(Entries taken from a collection)
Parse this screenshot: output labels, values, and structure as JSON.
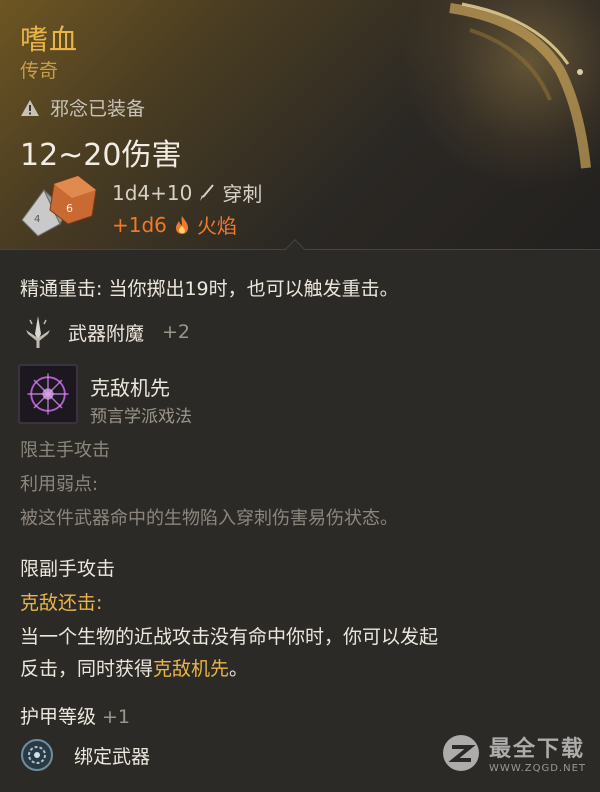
{
  "item": {
    "name": "嗜血",
    "rarity": "传奇",
    "warning_text": "邪念已装备",
    "damage_range": "12~20伤害",
    "damage_line1": {
      "dice": "1d4+10",
      "type": "穿刺"
    },
    "damage_line2": {
      "dice": "+1d6",
      "type": "火焰"
    }
  },
  "details": {
    "crit_text": "精通重击: 当你掷出19时，也可以触发重击。",
    "enchant_label": "武器附魔",
    "enchant_value": "+2",
    "spell_name": "克敌机先",
    "spell_school": "预言学派戏法",
    "mainhand_only": "限主手攻击",
    "exploit_label": "利用弱点:",
    "exploit_desc": "被这件武器命中的生物陷入穿刺伤害易伤状态。",
    "offhand_only": "限副手攻击",
    "riposte_label": "克敌还击:",
    "riposte_line1": "当一个生物的近战攻击没有命中你时，你可以发起",
    "riposte_line2_a": "反击，同时获得",
    "riposte_line2_b": "克敌机先",
    "riposte_line2_c": "。",
    "ac_label": "护甲等级",
    "ac_value": "+1",
    "bind_label": "绑定武器"
  },
  "watermark": {
    "main": "最全下载",
    "sub": "WWW.ZQGD.NET"
  },
  "colors": {
    "title": "#e9b448",
    "fire": "#f07a2a",
    "dim": "#8c867c"
  }
}
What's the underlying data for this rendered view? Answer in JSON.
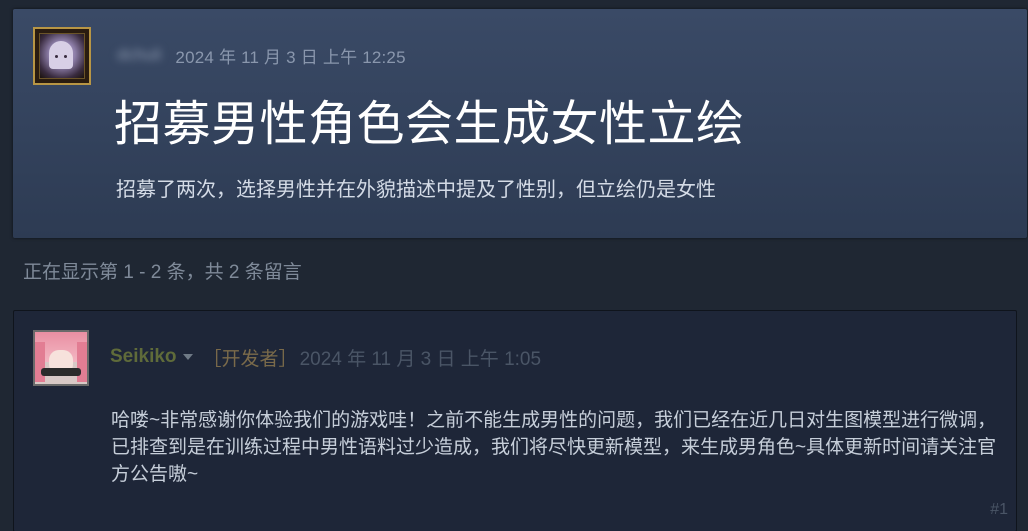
{
  "topic": {
    "author": "dchuli",
    "date": "2024 年 11 月 3 日 上午 12:25",
    "title": "招募男性角色会生成女性立绘",
    "body": "招募了两次，选择男性并在外貌描述中提及了性别，但立绘仍是女性"
  },
  "count_bar": {
    "text": "正在显示第 1 - 2 条，共 2 条留言"
  },
  "comments": [
    {
      "author": "Seikiko",
      "dev_tag": "［开发者］",
      "date": "2024 年 11 月 3 日 上午 1:05",
      "body": "哈喽~非常感谢你体验我们的游戏哇！之前不能生成男性的问题，我们已经在近几日对生图模型进行微调，已排查到是在训练过程中男性语料过少造成，我们将尽快更新模型，来生成男角色~具体更新时间请关注官方公告嗷~",
      "number": "#1"
    }
  ],
  "colors": {
    "topic_bg": "#36455f",
    "page_bg": "#1f2733",
    "comment_bg": "#1e2638",
    "author_dev": "#5f6b3a",
    "title_text": "#ffffff"
  },
  "icons": {
    "topic_avatar": "user-avatar-icon",
    "comment_avatar": "user-avatar-icon",
    "author_menu": "caret-down-icon"
  }
}
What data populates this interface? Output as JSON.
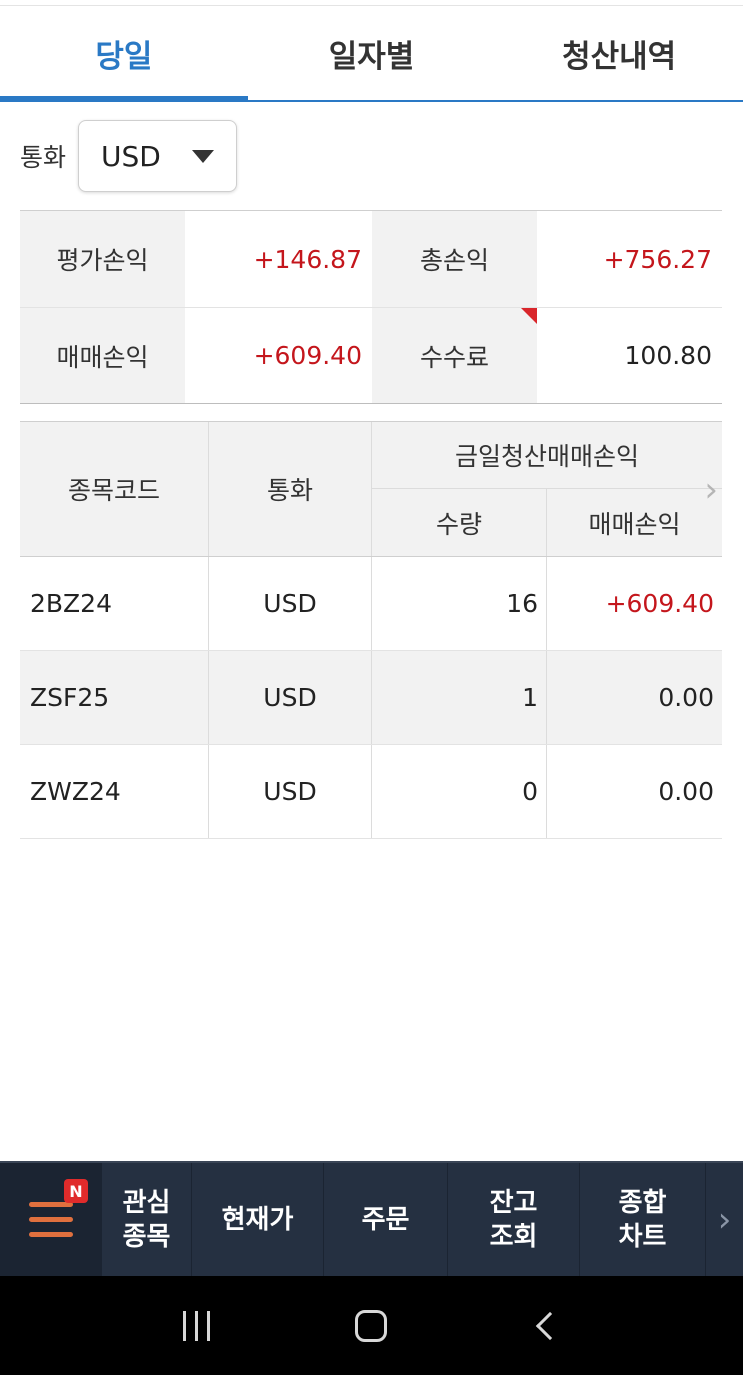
{
  "tabs": [
    {
      "label": "당일",
      "active": true
    },
    {
      "label": "일자별",
      "active": false
    },
    {
      "label": "청산내역",
      "active": false
    }
  ],
  "currency": {
    "label": "통화",
    "selected": "USD"
  },
  "summary": {
    "row1": {
      "label_a": "평가손익",
      "value_a": "+146.87",
      "label_b": "총손익",
      "value_b": "+756.27"
    },
    "row2": {
      "label_a": "매매손익",
      "value_a": "+609.40",
      "label_b": "수수료",
      "value_b": "100.80"
    }
  },
  "positions": {
    "headers": {
      "code": "종목코드",
      "currency": "통화",
      "group": "금일청산매매손익",
      "qty": "수량",
      "pnl": "매매손익"
    },
    "rows": [
      {
        "code": "2BZ24",
        "currency": "USD",
        "qty": "16",
        "pnl": "+609.40"
      },
      {
        "code": "ZSF25",
        "currency": "USD",
        "qty": "1",
        "pnl": "0.00"
      },
      {
        "code": "ZWZ24",
        "currency": "USD",
        "qty": "0",
        "pnl": "0.00"
      }
    ]
  },
  "bottom_nav": {
    "badge": "N",
    "items": [
      {
        "line1": "관심",
        "line2": "종목"
      },
      {
        "line1": "현재가",
        "line2": ""
      },
      {
        "line1": "주문",
        "line2": ""
      },
      {
        "line1": "잔고",
        "line2": "조회"
      },
      {
        "line1": "종합",
        "line2": "차트"
      }
    ]
  },
  "colors": {
    "accent": "#2a79c5",
    "positive": "#c4161c",
    "nav_bg": "#253041",
    "menu_icon": "#e0703e"
  }
}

The problem — Gather from the records above every line containing the string "克敌机先".

Exercise answer —
    "spell_name": "克敌机先",
    "riposte_line2_b": "克敌机先",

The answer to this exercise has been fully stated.